List each line in which the string "community" appears.

#### [Data records]
^^^^

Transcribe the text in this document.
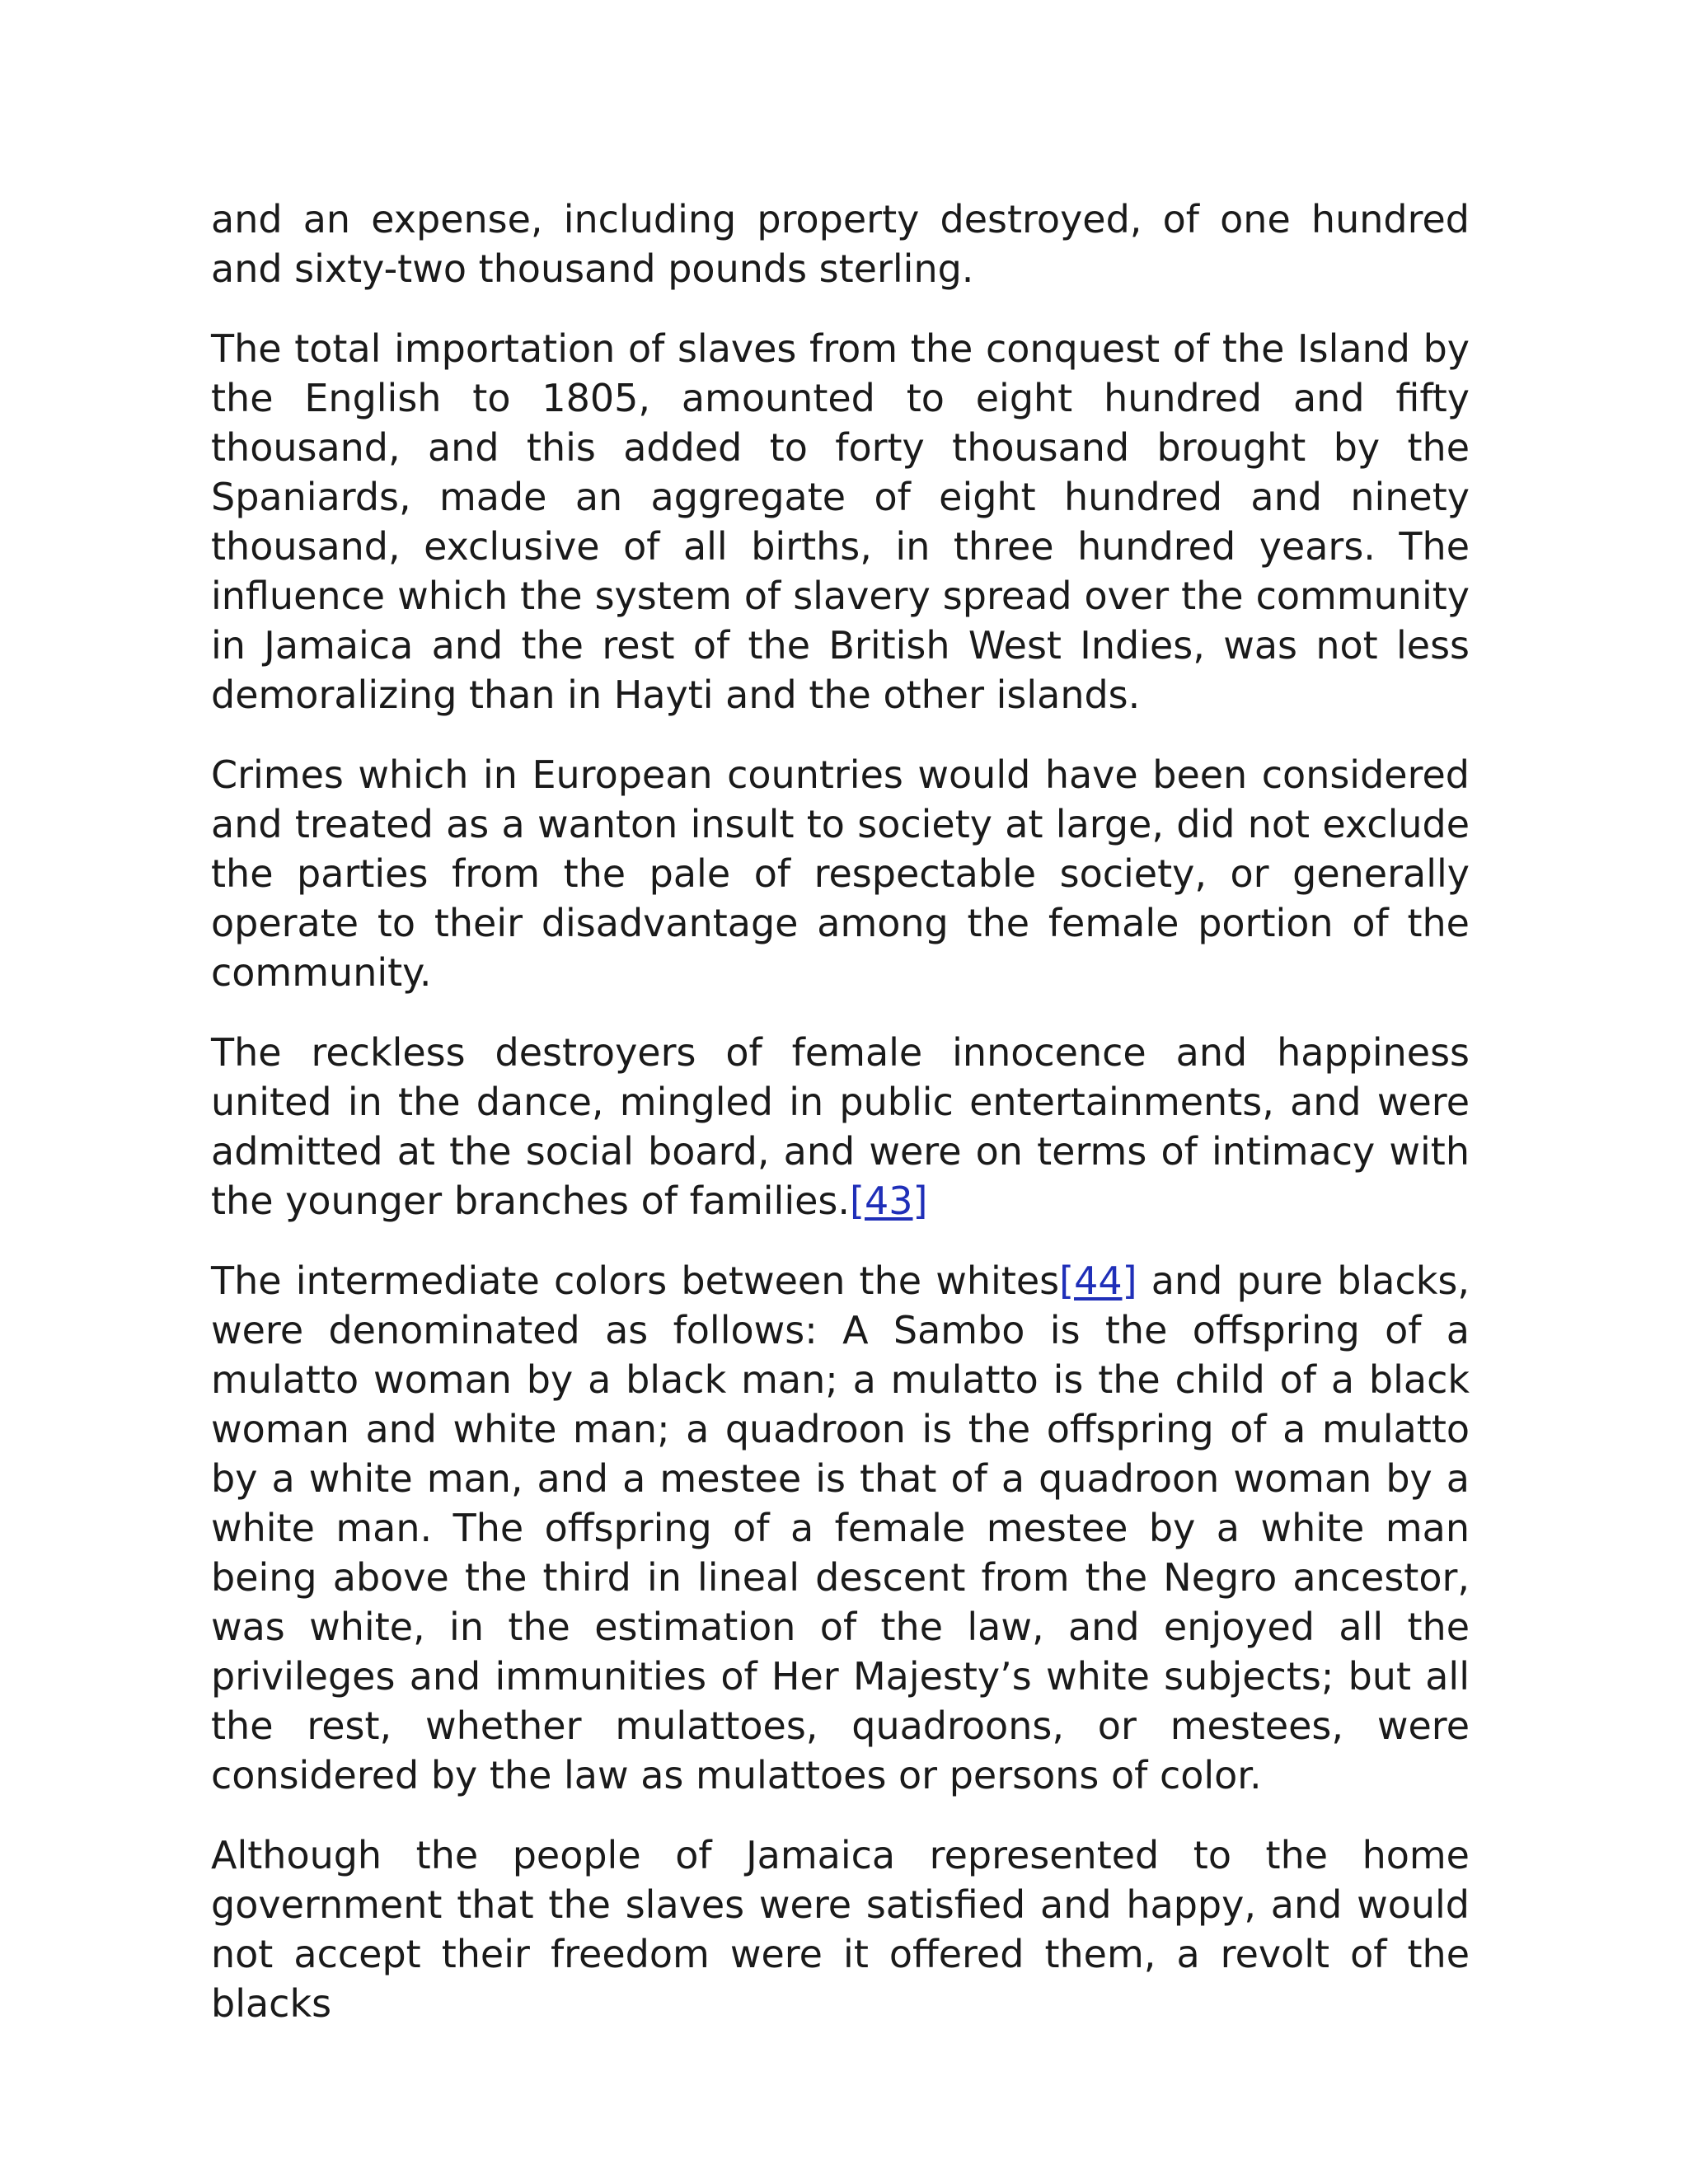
and an expense, including property destroyed, of one hundred and sixty-two thousand pounds sterling.

The total importation of slaves from the conquest of the Island by the English to 1805, amounted to eight hundred and fifty thousand, and this added to forty thousand brought by the Spaniards, made an aggregate of eight hundred and ninety thousand, exclusive of all births, in three hundred years. The influence which the system of slavery spread over the community in Jamaica and the rest of the British West Indies, was not less demoralizing than in Hayti and the other islands.

Crimes which in European countries would have been considered and treated as a wanton insult to society at large, did not exclude the parties from the pale of respectable society, or generally operate to their disadvantage among the female portion of the community.

The reckless destroyers of female innocence and happiness united in the dance, mingled in public entertainments, and were admitted at the social board, and were on terms of intimacy with the younger branches of families.[43]

The intermediate colors between the whites[44] and pure blacks, were denominated as follows: A Sambo is the offspring of a mulatto woman by a black man; a mulatto is the child of a black woman and white man; a quadroon is the offspring of a mulatto by a white man, and a mestee is that of a quadroon woman by a white man. The offspring of a female mestee by a white man being above the third in lineal descent from the Negro ancestor, was white, in the estimation of the law, and enjoyed all the privileges and immunities of Her Majesty’s white subjects; but all the rest, whether mulattoes, quadroons, or mestees, were considered by the law as mulattoes or persons of color.

Although the people of Jamaica represented to the home government that the slaves were satisfied and happy, and would not accept their freedom were it offered them, a revolt of the blacks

^^^^

#### [Correct answer]
The total importation of slaves from the conquest of the Island by the English to 1805, amounted to eight hundred and fifty thousand, and this added to forty thousand brought by the Spaniards, made an aggregate of eight hundred and ninety thousand, exclusive of all births, in three hundred years. The influence which the system of slavery spread over the community in Jamaica and the rest of the British West Indies, was not less demoralizing than in Hayti and the other islands.
Crimes which in European countries would have been considered and treated as a wanton insult to society at large, did not exclude the parties from the pale of respectable society, or generally operate to their disadvantage among the female portion of the community.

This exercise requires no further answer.